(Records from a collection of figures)
** Begin **

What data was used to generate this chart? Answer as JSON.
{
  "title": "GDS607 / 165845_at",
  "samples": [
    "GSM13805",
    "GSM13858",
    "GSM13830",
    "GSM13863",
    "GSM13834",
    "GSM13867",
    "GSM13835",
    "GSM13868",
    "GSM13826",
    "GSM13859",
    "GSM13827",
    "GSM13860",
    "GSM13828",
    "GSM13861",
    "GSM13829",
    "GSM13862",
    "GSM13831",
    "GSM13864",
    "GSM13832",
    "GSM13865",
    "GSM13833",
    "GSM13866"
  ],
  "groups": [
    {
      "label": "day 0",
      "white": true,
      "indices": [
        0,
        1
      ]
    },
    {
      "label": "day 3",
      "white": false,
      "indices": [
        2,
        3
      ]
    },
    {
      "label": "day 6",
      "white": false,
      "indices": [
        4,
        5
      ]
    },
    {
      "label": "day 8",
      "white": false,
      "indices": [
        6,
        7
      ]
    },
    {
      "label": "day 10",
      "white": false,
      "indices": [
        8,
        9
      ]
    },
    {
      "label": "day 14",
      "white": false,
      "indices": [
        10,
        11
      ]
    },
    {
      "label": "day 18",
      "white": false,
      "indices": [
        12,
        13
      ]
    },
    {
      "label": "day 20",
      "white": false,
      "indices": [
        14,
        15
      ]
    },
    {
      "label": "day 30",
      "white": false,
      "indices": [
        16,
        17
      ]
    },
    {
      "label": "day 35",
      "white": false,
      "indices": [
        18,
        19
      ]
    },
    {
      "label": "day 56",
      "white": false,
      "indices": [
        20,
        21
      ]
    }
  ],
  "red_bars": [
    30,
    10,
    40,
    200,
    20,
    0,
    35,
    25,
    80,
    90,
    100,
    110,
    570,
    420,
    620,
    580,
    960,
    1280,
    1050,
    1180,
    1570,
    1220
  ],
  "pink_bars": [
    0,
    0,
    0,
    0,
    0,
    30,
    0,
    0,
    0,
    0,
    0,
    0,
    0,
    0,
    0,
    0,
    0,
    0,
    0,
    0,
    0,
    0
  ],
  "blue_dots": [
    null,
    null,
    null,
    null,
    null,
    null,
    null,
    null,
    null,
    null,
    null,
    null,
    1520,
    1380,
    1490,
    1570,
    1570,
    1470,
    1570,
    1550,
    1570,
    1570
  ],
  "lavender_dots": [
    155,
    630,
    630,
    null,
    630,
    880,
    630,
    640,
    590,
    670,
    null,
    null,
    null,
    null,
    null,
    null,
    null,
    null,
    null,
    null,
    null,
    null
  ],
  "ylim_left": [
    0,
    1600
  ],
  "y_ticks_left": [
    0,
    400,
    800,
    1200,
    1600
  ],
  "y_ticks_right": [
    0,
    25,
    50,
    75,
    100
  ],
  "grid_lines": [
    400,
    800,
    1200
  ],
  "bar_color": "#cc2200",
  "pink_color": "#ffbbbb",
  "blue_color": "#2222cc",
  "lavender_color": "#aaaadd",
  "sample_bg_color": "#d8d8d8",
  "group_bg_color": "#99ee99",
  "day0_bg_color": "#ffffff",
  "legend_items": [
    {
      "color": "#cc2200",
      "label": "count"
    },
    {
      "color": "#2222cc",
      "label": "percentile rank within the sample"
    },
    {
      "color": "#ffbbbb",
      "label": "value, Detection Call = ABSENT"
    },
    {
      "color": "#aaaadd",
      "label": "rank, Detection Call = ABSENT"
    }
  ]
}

** End **

§ Given task: Gather up, from the records above, each line where the word "Detection" appears.

§ Expected answer:
      "label": "value, Detection Call = ABSENT"
      "label": "rank, Detection Call = ABSENT"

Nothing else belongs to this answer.